§ Directions
Give the data again, word for word.

-=-=-=-=-

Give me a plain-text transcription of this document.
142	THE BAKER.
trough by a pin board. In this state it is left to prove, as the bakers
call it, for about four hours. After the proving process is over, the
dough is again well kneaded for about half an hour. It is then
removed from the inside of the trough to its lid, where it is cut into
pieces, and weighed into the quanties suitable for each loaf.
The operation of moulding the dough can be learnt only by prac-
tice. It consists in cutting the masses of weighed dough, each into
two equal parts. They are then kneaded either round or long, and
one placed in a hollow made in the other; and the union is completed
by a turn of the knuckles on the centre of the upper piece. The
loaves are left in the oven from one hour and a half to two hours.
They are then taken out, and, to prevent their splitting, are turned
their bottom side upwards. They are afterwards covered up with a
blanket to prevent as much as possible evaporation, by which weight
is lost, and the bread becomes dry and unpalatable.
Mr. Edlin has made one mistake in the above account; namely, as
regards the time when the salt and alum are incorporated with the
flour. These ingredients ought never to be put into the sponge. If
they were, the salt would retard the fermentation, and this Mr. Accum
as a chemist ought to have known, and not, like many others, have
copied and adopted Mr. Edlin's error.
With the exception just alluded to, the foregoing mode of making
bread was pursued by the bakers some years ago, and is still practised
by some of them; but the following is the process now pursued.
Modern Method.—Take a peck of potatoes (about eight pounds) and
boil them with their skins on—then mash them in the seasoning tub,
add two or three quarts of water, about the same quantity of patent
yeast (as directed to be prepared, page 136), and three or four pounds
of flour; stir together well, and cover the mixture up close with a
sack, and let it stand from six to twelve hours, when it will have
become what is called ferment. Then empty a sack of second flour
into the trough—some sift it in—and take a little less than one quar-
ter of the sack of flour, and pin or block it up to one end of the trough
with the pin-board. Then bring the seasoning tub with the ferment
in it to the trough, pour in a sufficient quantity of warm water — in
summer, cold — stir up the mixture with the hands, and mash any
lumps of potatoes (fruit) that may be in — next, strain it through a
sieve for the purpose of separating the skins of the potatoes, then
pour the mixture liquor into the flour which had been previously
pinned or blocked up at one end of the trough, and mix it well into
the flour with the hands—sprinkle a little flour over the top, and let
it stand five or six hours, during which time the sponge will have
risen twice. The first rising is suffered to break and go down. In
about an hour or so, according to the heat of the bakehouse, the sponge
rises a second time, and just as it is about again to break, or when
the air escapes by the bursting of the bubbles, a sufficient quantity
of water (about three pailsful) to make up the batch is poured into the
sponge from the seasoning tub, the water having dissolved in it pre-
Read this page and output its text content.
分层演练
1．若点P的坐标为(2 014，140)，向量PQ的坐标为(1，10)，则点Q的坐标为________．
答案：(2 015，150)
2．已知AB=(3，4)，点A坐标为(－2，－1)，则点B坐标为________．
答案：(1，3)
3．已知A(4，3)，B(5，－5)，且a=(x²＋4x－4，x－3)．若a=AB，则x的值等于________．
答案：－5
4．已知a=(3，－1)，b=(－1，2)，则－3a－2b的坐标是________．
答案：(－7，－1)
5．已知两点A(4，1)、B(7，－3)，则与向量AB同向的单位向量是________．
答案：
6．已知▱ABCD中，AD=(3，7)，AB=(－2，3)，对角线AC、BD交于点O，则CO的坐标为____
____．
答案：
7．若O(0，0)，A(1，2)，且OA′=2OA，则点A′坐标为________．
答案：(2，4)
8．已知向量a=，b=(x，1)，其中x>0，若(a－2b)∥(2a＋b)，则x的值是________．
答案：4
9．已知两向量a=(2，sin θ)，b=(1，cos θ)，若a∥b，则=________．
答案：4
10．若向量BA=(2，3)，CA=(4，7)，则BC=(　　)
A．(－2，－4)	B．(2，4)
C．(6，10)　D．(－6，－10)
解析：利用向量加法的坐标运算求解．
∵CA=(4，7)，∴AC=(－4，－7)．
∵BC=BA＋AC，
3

-=-=-=-=-

§ Exercise answer
Give me a plain-text transcription of this document.
142	THE BAKER.
trough by a pin board. In this state it is left to prove, as the bakers
call it, for about four hours. After the proving process is over, the
dough is again well kneaded for about half an hour. It is then
removed from the inside of the trough to its lid, where it is cut into
pieces, and weighed into the quanties suitable for each loaf.
The operation of moulding the dough can be learnt only by prac-
tice. It consists in cutting the masses of weighed dough, each into
two equal parts. They are then kneaded either round or long, and
one placed in a hollow made in the other; and the union is completed
by a turn of the knuckles on the centre of the upper piece. The
loaves are left in the oven from one hour and a half to two hours.
They are then taken out, and, to prevent their splitting, are turned
their bottom side upwards. They are afterwards covered up with a
blanket to prevent as much as possible evaporation, by which weight
is lost, and the bread becomes dry and unpalatable.
Mr. Edlin has made one mistake in the above account; namely, as
regards the time when the salt and alum are incorporated with the
flour. These ingredients ought never to be put into the sponge. If
they were, the salt would retard the fermentation, and this Mr. Accum
as a chemist ought to have known, and not, like many others, have
copied and adopted Mr. Edlin's error.
With the exception just alluded to, the foregoing mode of making
bread was pursued by the bakers some years ago, and is still practised
by some of them; but the following is the process now pursued.
Modern Method.—Take a peck of potatoes (about eight pounds) and
boil them with their skins on—then mash them in the seasoning tub,
add two or three quarts of water, about the same quantity of patent
yeast (as directed to be prepared, page 136), and three or four pounds
of flour; stir together well, and cover the mixture up close with a
sack, and let it stand from six to twelve hours, when it will have
become what is called ferment. Then empty a sack of second flour
into the trough—some sift it in—and take a little less than one quar-
ter of the sack of flour, and pin or block it up to one end of the trough
with the pin-board. Then bring the seasoning tub with the ferment
in it to the trough, pour in a sufficient quantity of warm water — in
summer, cold — stir up the mixture with the hands, and mash any
lumps of potatoes (fruit) that may be in — next, strain it through a
sieve for the purpose of separating the skins of the potatoes, then
pour the mixture liquor into the flour which had been previously
pinned or blocked up at one end of the trough, and mix it well into
the flour with the hands—sprinkle a little flour over the top, and let
it stand five or six hours, during which time the sponge will have
risen twice. The first rising is suffered to break and go down. In
about an hour or so, according to the heat of the bakehouse, the sponge
rises a second time, and just as it is about again to break, or when
the air escapes by the bursting of the bubbles, a sufficient quantity
of water (about three pailsful) to make up the batch is poured into the
sponge from the seasoning tub, the water having dissolved in it pre-
Read this page and output its text content.
分层演练
1．若点P的坐标为(2 014，140)，向量PQ的坐标为(1，10)，则点Q的坐标为________．
答案：(2 015，150)
2．已知AB=(3，4)，点A坐标为(－2，－1)，则点B坐标为________．
答案：(1，3)
3．已知A(4，3)，B(5，－5)，且a=(x²＋4x－4，x－3)．若a=AB，则x的值等于________．
答案：－5
4．已知a=(3，－1)，b=(－1，2)，则－3a－2b的坐标是________．
答案：(－7，－1)
5．已知两点A(4，1)、B(7，－3)，则与向量AB同向的单位向量是________．
答案：
6．已知▱ABCD中，AD=(3，7)，AB=(－2，3)，对角线AC、BD交于点O，则CO的坐标为____
____．
答案：
7．若O(0，0)，A(1，2)，且OA′=2OA，则点A′坐标为________．
答案：(2，4)
8．已知向量a=，b=(x，1)，其中x>0，若(a－2b)∥(2a＋b)，则x的值是________．
答案：4
9．已知两向量a=(2，sin θ)，b=(1，cos θ)，若a∥b，则=________．
答案：4
10．若向量BA=(2，3)，CA=(4，7)，则BC=(　　)
A．(－2，－4)	B．(2，4)
C．(6，10)　D．(－6，－10)
解析：利用向量加法的坐标运算求解．
∵CA=(4，7)，∴AC=(－4，－7)．
∵BC=BA＋AC，
3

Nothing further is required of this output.